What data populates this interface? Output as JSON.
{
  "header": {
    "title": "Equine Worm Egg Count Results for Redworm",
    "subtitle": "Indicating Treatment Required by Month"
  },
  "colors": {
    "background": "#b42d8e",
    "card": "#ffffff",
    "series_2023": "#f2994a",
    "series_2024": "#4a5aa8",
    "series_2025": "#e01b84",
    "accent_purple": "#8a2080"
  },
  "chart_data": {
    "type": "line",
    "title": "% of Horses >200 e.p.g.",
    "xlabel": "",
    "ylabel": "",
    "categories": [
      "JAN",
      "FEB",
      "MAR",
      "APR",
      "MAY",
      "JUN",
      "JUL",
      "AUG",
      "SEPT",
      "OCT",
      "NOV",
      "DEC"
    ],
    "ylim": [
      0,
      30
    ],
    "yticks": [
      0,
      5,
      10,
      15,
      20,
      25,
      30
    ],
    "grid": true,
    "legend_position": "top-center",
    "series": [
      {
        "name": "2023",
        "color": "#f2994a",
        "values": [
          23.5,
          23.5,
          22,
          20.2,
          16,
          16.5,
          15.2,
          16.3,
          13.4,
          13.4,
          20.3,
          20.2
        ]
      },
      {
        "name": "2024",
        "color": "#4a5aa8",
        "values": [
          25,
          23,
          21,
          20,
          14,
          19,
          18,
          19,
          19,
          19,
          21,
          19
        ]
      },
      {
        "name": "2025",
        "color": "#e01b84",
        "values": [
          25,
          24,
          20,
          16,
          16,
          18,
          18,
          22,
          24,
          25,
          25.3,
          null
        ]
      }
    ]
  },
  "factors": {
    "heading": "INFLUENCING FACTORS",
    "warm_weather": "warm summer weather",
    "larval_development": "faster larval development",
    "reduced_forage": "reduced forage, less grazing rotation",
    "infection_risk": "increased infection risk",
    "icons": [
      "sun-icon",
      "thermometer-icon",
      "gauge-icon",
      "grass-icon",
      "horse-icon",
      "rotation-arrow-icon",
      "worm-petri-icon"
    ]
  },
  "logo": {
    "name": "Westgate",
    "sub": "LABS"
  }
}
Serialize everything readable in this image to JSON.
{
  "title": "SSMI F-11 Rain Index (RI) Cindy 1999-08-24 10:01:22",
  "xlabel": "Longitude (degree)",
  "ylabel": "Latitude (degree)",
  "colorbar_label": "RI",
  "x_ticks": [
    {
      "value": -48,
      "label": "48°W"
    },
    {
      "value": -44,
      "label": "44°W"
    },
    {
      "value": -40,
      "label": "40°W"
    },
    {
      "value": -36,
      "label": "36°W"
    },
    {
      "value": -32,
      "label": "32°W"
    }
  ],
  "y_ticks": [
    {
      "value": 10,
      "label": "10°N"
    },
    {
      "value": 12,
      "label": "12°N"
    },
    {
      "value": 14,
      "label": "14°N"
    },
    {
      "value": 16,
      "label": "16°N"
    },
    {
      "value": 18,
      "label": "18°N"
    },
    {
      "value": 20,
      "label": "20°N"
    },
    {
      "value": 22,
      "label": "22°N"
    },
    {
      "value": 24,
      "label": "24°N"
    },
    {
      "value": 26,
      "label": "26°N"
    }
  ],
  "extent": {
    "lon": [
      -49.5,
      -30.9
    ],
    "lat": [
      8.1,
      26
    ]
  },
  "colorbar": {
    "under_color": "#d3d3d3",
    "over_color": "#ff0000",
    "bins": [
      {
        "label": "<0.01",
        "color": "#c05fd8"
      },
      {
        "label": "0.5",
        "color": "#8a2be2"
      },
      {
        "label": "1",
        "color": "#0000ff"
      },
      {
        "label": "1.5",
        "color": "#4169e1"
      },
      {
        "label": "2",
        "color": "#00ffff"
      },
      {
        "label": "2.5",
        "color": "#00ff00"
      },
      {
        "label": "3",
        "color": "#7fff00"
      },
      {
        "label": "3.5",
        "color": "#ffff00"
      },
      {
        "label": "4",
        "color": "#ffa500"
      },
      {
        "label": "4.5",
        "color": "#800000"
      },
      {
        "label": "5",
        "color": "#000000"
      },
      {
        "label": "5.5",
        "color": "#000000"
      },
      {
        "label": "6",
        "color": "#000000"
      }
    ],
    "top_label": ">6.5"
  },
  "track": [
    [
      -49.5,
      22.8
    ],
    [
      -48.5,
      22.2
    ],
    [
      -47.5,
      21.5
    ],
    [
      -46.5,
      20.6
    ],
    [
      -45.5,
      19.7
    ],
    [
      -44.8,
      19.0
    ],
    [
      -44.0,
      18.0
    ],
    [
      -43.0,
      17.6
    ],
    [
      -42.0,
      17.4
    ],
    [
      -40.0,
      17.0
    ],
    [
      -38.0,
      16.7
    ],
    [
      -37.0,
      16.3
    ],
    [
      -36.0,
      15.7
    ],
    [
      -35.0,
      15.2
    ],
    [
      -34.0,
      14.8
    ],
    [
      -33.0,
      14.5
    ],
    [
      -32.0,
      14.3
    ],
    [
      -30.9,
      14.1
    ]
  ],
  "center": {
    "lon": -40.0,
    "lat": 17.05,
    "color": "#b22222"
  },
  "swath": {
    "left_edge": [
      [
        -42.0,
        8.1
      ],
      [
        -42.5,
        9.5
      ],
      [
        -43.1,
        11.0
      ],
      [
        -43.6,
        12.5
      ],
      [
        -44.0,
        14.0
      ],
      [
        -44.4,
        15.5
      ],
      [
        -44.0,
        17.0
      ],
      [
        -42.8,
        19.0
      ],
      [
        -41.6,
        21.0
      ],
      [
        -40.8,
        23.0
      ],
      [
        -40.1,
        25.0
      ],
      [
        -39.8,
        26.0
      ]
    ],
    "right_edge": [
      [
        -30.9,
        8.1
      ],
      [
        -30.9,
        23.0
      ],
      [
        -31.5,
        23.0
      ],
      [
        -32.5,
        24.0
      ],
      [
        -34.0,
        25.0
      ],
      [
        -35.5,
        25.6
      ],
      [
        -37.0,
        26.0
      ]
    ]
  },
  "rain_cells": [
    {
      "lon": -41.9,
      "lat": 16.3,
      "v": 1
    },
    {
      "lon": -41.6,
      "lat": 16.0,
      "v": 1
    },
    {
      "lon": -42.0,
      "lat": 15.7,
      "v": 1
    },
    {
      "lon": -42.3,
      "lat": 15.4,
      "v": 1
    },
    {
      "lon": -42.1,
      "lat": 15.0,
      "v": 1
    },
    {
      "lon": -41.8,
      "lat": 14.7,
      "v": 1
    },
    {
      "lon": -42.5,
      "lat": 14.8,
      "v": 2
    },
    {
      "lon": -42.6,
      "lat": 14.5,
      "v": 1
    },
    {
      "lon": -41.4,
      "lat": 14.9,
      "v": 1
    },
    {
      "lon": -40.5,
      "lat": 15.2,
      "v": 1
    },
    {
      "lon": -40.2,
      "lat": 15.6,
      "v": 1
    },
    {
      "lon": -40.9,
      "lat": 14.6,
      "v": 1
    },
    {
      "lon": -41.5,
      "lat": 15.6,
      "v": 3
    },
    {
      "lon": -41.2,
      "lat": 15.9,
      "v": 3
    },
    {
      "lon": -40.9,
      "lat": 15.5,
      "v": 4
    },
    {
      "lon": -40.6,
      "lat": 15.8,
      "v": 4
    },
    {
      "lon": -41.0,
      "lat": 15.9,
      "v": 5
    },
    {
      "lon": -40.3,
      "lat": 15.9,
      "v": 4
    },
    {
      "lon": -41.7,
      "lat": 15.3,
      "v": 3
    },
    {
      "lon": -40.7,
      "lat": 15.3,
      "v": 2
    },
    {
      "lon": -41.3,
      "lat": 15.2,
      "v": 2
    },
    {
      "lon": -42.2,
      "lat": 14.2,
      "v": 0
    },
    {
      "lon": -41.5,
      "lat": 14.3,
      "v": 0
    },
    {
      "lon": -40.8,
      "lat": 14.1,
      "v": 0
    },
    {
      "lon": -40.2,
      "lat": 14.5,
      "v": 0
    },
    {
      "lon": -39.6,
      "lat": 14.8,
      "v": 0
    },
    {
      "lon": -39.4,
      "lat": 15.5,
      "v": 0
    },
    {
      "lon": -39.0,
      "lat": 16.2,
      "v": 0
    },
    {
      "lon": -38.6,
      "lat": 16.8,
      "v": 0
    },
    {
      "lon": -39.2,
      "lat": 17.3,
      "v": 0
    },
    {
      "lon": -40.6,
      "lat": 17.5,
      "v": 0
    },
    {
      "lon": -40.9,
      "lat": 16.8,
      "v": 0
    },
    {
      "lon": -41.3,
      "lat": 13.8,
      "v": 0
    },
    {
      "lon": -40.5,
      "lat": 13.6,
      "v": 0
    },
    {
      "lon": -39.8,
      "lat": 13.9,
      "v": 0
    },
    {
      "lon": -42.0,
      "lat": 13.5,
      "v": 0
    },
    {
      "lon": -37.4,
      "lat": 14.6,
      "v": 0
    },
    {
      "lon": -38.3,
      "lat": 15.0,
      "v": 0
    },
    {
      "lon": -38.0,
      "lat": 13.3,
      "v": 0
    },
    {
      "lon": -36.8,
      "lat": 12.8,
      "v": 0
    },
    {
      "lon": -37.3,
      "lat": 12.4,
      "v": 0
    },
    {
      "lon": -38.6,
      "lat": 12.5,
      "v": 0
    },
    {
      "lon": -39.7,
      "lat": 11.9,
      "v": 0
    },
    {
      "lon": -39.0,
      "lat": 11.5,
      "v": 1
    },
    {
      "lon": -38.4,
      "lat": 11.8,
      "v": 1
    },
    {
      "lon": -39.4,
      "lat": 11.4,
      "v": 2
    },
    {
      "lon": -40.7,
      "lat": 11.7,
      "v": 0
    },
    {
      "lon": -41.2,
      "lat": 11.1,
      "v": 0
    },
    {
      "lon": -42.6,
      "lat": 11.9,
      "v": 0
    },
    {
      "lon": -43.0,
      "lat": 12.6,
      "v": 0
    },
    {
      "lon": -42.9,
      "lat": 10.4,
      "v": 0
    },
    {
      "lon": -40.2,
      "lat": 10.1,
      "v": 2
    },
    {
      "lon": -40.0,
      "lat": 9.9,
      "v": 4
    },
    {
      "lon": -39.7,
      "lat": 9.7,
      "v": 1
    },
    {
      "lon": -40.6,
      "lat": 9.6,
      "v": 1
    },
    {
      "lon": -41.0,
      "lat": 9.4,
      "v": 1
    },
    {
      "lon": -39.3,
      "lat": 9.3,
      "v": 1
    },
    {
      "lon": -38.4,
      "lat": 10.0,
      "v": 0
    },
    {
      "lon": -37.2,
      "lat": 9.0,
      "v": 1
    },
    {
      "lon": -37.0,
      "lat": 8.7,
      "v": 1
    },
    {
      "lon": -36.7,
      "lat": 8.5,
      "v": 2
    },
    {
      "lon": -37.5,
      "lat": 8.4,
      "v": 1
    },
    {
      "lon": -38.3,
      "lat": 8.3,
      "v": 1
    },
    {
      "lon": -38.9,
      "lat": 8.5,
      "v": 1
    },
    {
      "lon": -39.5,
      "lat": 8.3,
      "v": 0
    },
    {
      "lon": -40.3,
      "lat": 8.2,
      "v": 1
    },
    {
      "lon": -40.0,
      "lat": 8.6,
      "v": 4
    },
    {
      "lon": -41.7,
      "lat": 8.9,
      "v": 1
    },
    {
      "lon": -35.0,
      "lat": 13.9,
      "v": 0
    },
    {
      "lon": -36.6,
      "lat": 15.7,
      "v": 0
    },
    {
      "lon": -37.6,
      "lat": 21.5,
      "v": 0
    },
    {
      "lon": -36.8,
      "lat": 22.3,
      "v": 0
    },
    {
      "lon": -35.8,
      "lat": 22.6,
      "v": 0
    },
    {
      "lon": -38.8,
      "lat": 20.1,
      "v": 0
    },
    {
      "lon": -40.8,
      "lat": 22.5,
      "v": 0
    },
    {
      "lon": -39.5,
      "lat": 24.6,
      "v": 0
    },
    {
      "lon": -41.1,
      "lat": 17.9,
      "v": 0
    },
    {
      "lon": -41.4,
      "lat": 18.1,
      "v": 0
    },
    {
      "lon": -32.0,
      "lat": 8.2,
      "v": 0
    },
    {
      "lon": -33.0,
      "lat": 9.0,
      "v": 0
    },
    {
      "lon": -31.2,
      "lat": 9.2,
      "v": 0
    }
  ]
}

◇ ◇ ◇ ◇ ◇

[Written problem] In the listing, find every line containing the word "this" and list it.

[Result of the task]
What data populates this interface? Output as JSON.
Serialize everything readable in this image to JSON.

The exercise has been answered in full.